[Source data]

__________

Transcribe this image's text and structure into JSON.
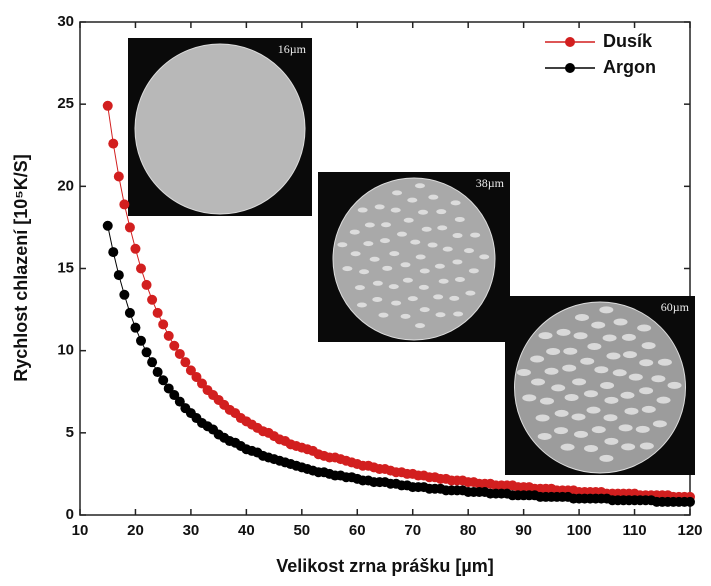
{
  "chart_data": {
    "type": "scatter",
    "xlabel": "Velikost zrna prášku [µm]",
    "ylabel": "Rychlost chlazení [10⁵K/S]",
    "x": [
      15,
      16,
      17,
      18,
      19,
      20,
      21,
      22,
      23,
      24,
      25,
      26,
      27,
      28,
      29,
      30,
      31,
      32,
      33,
      34,
      35,
      36,
      37,
      38,
      39,
      40,
      41,
      42,
      43,
      44,
      45,
      46,
      47,
      48,
      49,
      50,
      51,
      52,
      53,
      54,
      55,
      56,
      57,
      58,
      59,
      60,
      61,
      62,
      63,
      64,
      65,
      66,
      67,
      68,
      69,
      70,
      71,
      72,
      73,
      74,
      75,
      76,
      77,
      78,
      79,
      80,
      81,
      82,
      83,
      84,
      85,
      86,
      87,
      88,
      89,
      90,
      91,
      92,
      93,
      94,
      95,
      96,
      97,
      98,
      99,
      100,
      101,
      102,
      103,
      104,
      105,
      106,
      107,
      108,
      109,
      110,
      111,
      112,
      113,
      114,
      115,
      116,
      117,
      118,
      119,
      120
    ],
    "series": [
      {
        "name": "Dusík",
        "color": "#d21f1f",
        "values": [
          24.9,
          22.6,
          20.6,
          18.9,
          17.5,
          16.2,
          15.0,
          14.0,
          13.1,
          12.3,
          11.6,
          10.9,
          10.3,
          9.8,
          9.3,
          8.8,
          8.4,
          8.0,
          7.6,
          7.3,
          7.0,
          6.7,
          6.4,
          6.2,
          5.9,
          5.7,
          5.5,
          5.3,
          5.1,
          5.0,
          4.8,
          4.6,
          4.5,
          4.3,
          4.2,
          4.1,
          4.0,
          3.9,
          3.7,
          3.6,
          3.5,
          3.5,
          3.4,
          3.3,
          3.2,
          3.1,
          3.0,
          3.0,
          2.9,
          2.8,
          2.8,
          2.7,
          2.6,
          2.6,
          2.5,
          2.5,
          2.4,
          2.4,
          2.3,
          2.3,
          2.2,
          2.2,
          2.1,
          2.1,
          2.1,
          2.0,
          2.0,
          1.9,
          1.9,
          1.9,
          1.8,
          1.8,
          1.8,
          1.8,
          1.7,
          1.7,
          1.7,
          1.6,
          1.6,
          1.6,
          1.6,
          1.5,
          1.5,
          1.5,
          1.5,
          1.4,
          1.4,
          1.4,
          1.4,
          1.4,
          1.3,
          1.3,
          1.3,
          1.3,
          1.3,
          1.3,
          1.2,
          1.2,
          1.2,
          1.2,
          1.2,
          1.2,
          1.1,
          1.1,
          1.1,
          1.1
        ]
      },
      {
        "name": "Argon",
        "color": "#000000",
        "values": [
          17.6,
          16.0,
          14.6,
          13.4,
          12.3,
          11.4,
          10.6,
          9.9,
          9.3,
          8.7,
          8.2,
          7.7,
          7.3,
          6.9,
          6.5,
          6.2,
          5.9,
          5.6,
          5.4,
          5.2,
          4.9,
          4.7,
          4.5,
          4.4,
          4.2,
          4.0,
          3.9,
          3.8,
          3.6,
          3.5,
          3.4,
          3.3,
          3.2,
          3.1,
          3.0,
          2.9,
          2.8,
          2.7,
          2.6,
          2.6,
          2.5,
          2.4,
          2.4,
          2.3,
          2.3,
          2.2,
          2.1,
          2.1,
          2.0,
          2.0,
          2.0,
          1.9,
          1.9,
          1.8,
          1.8,
          1.7,
          1.7,
          1.7,
          1.6,
          1.6,
          1.6,
          1.5,
          1.5,
          1.5,
          1.5,
          1.4,
          1.4,
          1.4,
          1.4,
          1.3,
          1.3,
          1.3,
          1.3,
          1.2,
          1.2,
          1.2,
          1.2,
          1.2,
          1.1,
          1.1,
          1.1,
          1.1,
          1.1,
          1.1,
          1.0,
          1.0,
          1.0,
          1.0,
          1.0,
          1.0,
          1.0,
          0.9,
          0.9,
          0.9,
          0.9,
          0.9,
          0.9,
          0.9,
          0.9,
          0.8,
          0.8,
          0.8,
          0.8,
          0.8,
          0.8,
          0.8
        ]
      }
    ],
    "xlim": [
      10,
      120
    ],
    "xticks": [
      10,
      20,
      30,
      40,
      50,
      60,
      70,
      80,
      90,
      100,
      110,
      120
    ],
    "ylim": [
      0,
      30
    ],
    "yticks": [
      0,
      5,
      10,
      15,
      20,
      25,
      30
    ],
    "legend": "upper right",
    "annotations": [
      "16µm",
      "38µm",
      "60µm"
    ]
  }
}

__________

**Job:**
Write every record out again exactly; no pictures belong in the copy.

**Answer to the task:**
Transcribe this image's text and structure into JSON.
{
  "chart_data": {
    "type": "scatter",
    "xlabel": "Velikost zrna prášku [µm]",
    "ylabel": "Rychlost chlazení [10⁵K/S]",
    "x": [
      15,
      16,
      17,
      18,
      19,
      20,
      21,
      22,
      23,
      24,
      25,
      26,
      27,
      28,
      29,
      30,
      31,
      32,
      33,
      34,
      35,
      36,
      37,
      38,
      39,
      40,
      41,
      42,
      43,
      44,
      45,
      46,
      47,
      48,
      49,
      50,
      51,
      52,
      53,
      54,
      55,
      56,
      57,
      58,
      59,
      60,
      61,
      62,
      63,
      64,
      65,
      66,
      67,
      68,
      69,
      70,
      71,
      72,
      73,
      74,
      75,
      76,
      77,
      78,
      79,
      80,
      81,
      82,
      83,
      84,
      85,
      86,
      87,
      88,
      89,
      90,
      91,
      92,
      93,
      94,
      95,
      96,
      97,
      98,
      99,
      100,
      101,
      102,
      103,
      104,
      105,
      106,
      107,
      108,
      109,
      110,
      111,
      112,
      113,
      114,
      115,
      116,
      117,
      118,
      119,
      120
    ],
    "series": [
      {
        "name": "Dusík",
        "color": "#d21f1f",
        "values": [
          24.9,
          22.6,
          20.6,
          18.9,
          17.5,
          16.2,
          15.0,
          14.0,
          13.1,
          12.3,
          11.6,
          10.9,
          10.3,
          9.8,
          9.3,
          8.8,
          8.4,
          8.0,
          7.6,
          7.3,
          7.0,
          6.7,
          6.4,
          6.2,
          5.9,
          5.7,
          5.5,
          5.3,
          5.1,
          5.0,
          4.8,
          4.6,
          4.5,
          4.3,
          4.2,
          4.1,
          4.0,
          3.9,
          3.7,
          3.6,
          3.5,
          3.5,
          3.4,
          3.3,
          3.2,
          3.1,
          3.0,
          3.0,
          2.9,
          2.8,
          2.8,
          2.7,
          2.6,
          2.6,
          2.5,
          2.5,
          2.4,
          2.4,
          2.3,
          2.3,
          2.2,
          2.2,
          2.1,
          2.1,
          2.1,
          2.0,
          2.0,
          1.9,
          1.9,
          1.9,
          1.8,
          1.8,
          1.8,
          1.8,
          1.7,
          1.7,
          1.7,
          1.6,
          1.6,
          1.6,
          1.6,
          1.5,
          1.5,
          1.5,
          1.5,
          1.4,
          1.4,
          1.4,
          1.4,
          1.4,
          1.3,
          1.3,
          1.3,
          1.3,
          1.3,
          1.3,
          1.2,
          1.2,
          1.2,
          1.2,
          1.2,
          1.2,
          1.1,
          1.1,
          1.1,
          1.1
        ]
      },
      {
        "name": "Argon",
        "color": "#000000",
        "values": [
          17.6,
          16.0,
          14.6,
          13.4,
          12.3,
          11.4,
          10.6,
          9.9,
          9.3,
          8.7,
          8.2,
          7.7,
          7.3,
          6.9,
          6.5,
          6.2,
          5.9,
          5.6,
          5.4,
          5.2,
          4.9,
          4.7,
          4.5,
          4.4,
          4.2,
          4.0,
          3.9,
          3.8,
          3.6,
          3.5,
          3.4,
          3.3,
          3.2,
          3.1,
          3.0,
          2.9,
          2.8,
          2.7,
          2.6,
          2.6,
          2.5,
          2.4,
          2.4,
          2.3,
          2.3,
          2.2,
          2.1,
          2.1,
          2.0,
          2.0,
          2.0,
          1.9,
          1.9,
          1.8,
          1.8,
          1.7,
          1.7,
          1.7,
          1.6,
          1.6,
          1.6,
          1.5,
          1.5,
          1.5,
          1.5,
          1.4,
          1.4,
          1.4,
          1.4,
          1.3,
          1.3,
          1.3,
          1.3,
          1.2,
          1.2,
          1.2,
          1.2,
          1.2,
          1.1,
          1.1,
          1.1,
          1.1,
          1.1,
          1.1,
          1.0,
          1.0,
          1.0,
          1.0,
          1.0,
          1.0,
          1.0,
          0.9,
          0.9,
          0.9,
          0.9,
          0.9,
          0.9,
          0.9,
          0.9,
          0.8,
          0.8,
          0.8,
          0.8,
          0.8,
          0.8,
          0.8
        ]
      }
    ],
    "xlim": [
      10,
      120
    ],
    "xticks": [
      10,
      20,
      30,
      40,
      50,
      60,
      70,
      80,
      90,
      100,
      110,
      120
    ],
    "ylim": [
      0,
      30
    ],
    "yticks": [
      0,
      5,
      10,
      15,
      20,
      25,
      30
    ],
    "legend": "upper right",
    "annotations": [
      "16µm",
      "38µm",
      "60µm"
    ]
  }
}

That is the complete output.